STATED TASK: Filter the entries, keeping every line with the word "Honors".

Records from a data source
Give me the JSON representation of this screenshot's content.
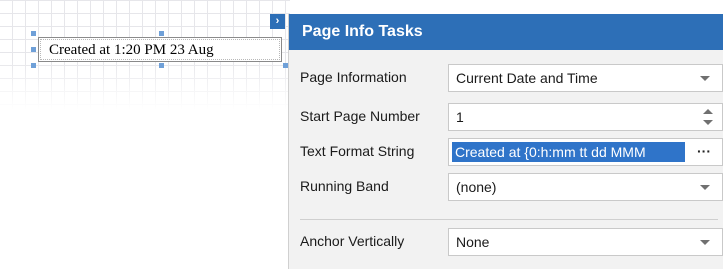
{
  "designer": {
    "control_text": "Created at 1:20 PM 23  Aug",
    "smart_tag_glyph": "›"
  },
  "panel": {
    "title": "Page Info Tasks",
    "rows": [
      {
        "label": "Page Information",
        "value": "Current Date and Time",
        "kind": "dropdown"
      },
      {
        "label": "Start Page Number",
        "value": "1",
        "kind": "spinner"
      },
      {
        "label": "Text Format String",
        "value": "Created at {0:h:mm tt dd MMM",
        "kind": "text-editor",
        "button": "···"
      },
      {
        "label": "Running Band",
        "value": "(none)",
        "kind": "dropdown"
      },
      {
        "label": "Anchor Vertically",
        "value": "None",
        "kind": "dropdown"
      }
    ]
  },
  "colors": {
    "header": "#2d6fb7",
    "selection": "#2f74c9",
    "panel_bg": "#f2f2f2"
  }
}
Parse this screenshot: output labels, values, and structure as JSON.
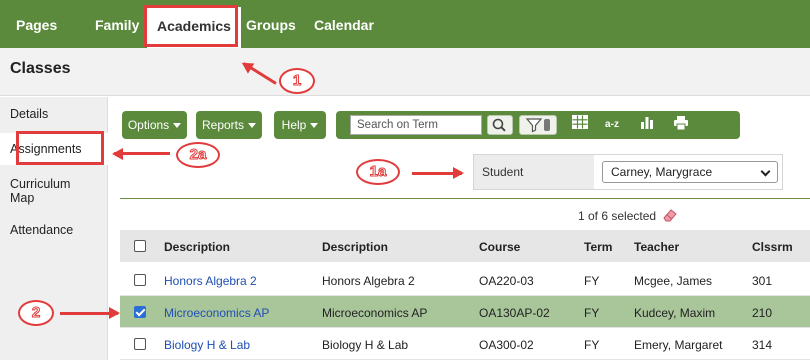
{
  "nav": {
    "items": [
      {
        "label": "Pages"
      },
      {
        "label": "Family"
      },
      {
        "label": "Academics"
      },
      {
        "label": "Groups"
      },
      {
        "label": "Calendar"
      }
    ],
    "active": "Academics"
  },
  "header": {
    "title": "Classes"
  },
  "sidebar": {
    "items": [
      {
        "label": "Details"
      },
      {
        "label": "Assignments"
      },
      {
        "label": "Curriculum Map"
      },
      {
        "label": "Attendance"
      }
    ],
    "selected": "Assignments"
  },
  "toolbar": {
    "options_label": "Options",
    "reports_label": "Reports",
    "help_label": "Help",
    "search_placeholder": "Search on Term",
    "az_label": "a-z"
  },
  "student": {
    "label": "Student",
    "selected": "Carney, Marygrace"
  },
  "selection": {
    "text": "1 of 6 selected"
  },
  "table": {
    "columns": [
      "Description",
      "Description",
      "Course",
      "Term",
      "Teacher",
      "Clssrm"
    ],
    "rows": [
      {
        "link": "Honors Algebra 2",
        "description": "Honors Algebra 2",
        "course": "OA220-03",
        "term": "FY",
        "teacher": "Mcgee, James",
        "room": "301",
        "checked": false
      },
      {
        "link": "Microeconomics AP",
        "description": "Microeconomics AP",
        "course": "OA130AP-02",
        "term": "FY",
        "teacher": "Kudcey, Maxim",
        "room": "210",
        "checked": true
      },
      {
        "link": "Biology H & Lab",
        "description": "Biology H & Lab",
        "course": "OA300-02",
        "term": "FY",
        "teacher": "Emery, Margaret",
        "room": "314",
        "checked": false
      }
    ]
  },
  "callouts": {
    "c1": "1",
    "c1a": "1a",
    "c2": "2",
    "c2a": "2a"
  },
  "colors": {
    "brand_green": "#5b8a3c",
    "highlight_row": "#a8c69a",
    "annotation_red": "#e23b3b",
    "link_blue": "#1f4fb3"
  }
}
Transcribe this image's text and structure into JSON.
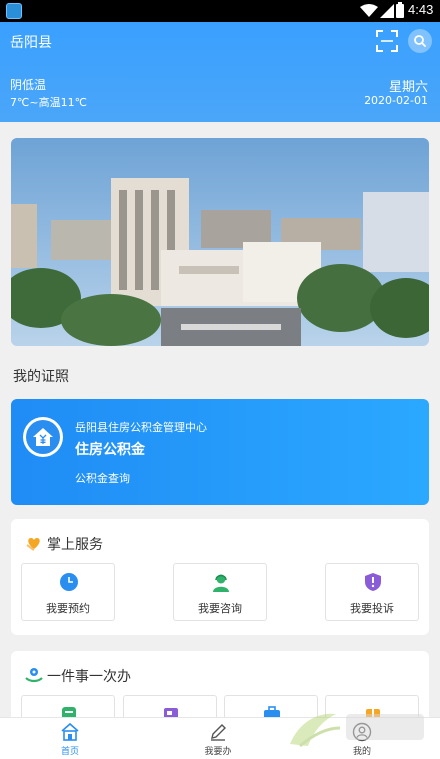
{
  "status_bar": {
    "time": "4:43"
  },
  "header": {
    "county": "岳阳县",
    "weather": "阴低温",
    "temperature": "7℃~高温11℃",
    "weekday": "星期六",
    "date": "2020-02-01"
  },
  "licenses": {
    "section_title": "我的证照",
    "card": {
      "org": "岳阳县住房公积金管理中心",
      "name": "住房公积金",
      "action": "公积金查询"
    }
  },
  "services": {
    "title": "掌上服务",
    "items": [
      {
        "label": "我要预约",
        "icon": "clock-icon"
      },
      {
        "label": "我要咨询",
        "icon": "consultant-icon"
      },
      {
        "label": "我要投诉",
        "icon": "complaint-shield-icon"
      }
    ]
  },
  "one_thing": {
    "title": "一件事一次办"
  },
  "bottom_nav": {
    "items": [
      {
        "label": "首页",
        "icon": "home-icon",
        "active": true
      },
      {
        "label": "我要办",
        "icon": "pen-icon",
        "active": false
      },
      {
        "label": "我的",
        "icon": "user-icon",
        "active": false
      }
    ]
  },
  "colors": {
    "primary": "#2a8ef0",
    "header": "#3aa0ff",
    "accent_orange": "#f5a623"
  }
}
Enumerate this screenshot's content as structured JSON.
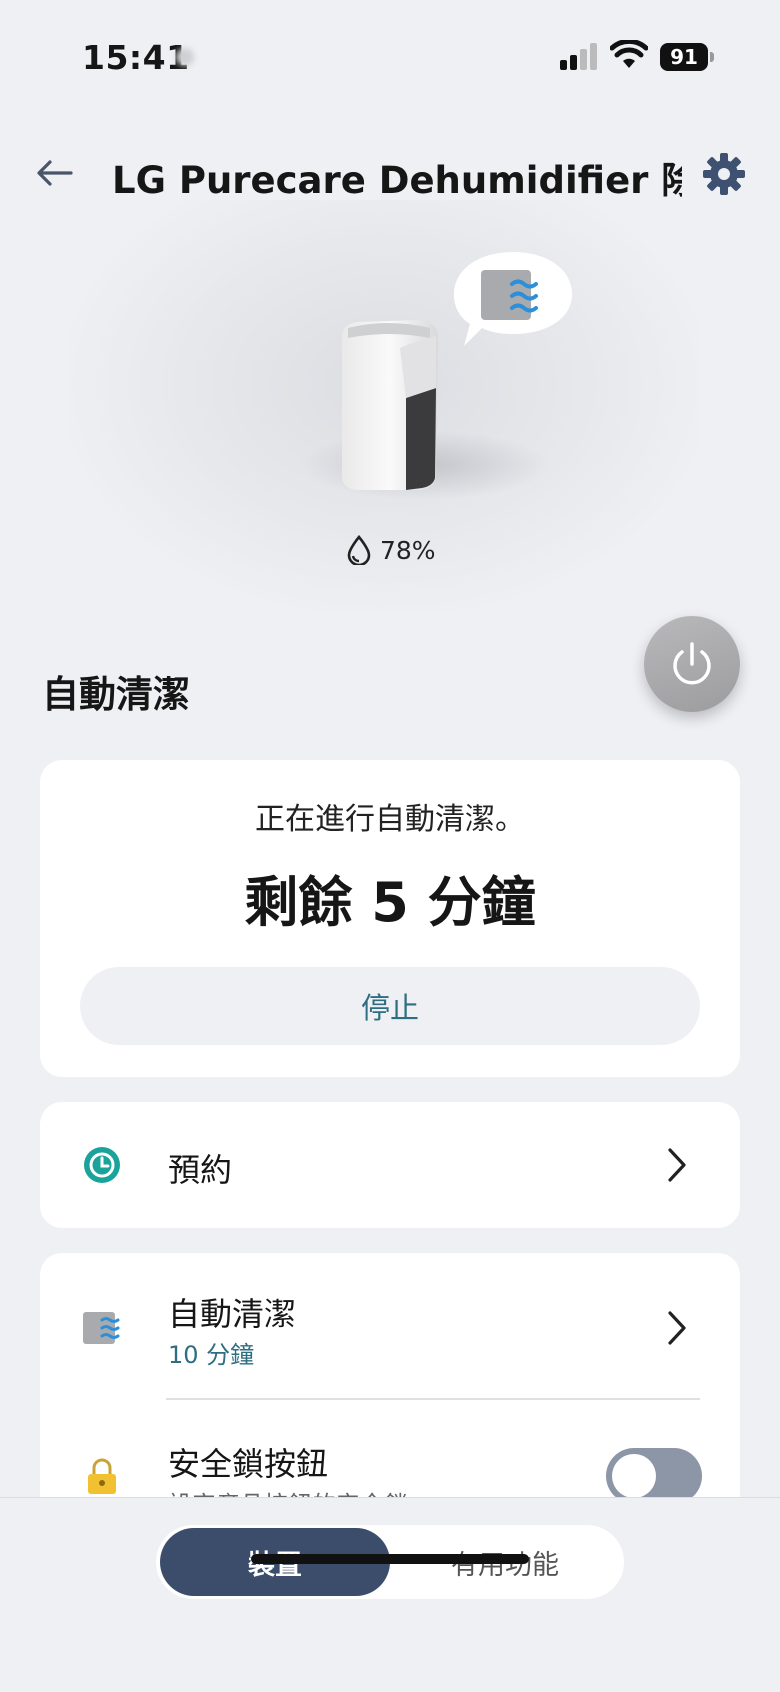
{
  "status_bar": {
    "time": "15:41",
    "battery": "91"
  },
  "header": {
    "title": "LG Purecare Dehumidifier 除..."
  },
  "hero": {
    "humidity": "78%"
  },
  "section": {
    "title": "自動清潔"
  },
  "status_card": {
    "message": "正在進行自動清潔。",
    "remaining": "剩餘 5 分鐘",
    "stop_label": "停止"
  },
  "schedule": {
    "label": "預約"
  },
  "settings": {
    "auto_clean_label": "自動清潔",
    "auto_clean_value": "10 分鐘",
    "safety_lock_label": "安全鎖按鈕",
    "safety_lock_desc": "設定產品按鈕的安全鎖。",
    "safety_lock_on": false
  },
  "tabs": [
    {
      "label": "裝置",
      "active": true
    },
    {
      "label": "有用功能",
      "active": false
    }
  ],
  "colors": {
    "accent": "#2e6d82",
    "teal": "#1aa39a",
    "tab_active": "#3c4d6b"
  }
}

RESULT FOR THIS TASK:
        "link": "Honors Algebra 2",
        "description": "Honors Algebra 2",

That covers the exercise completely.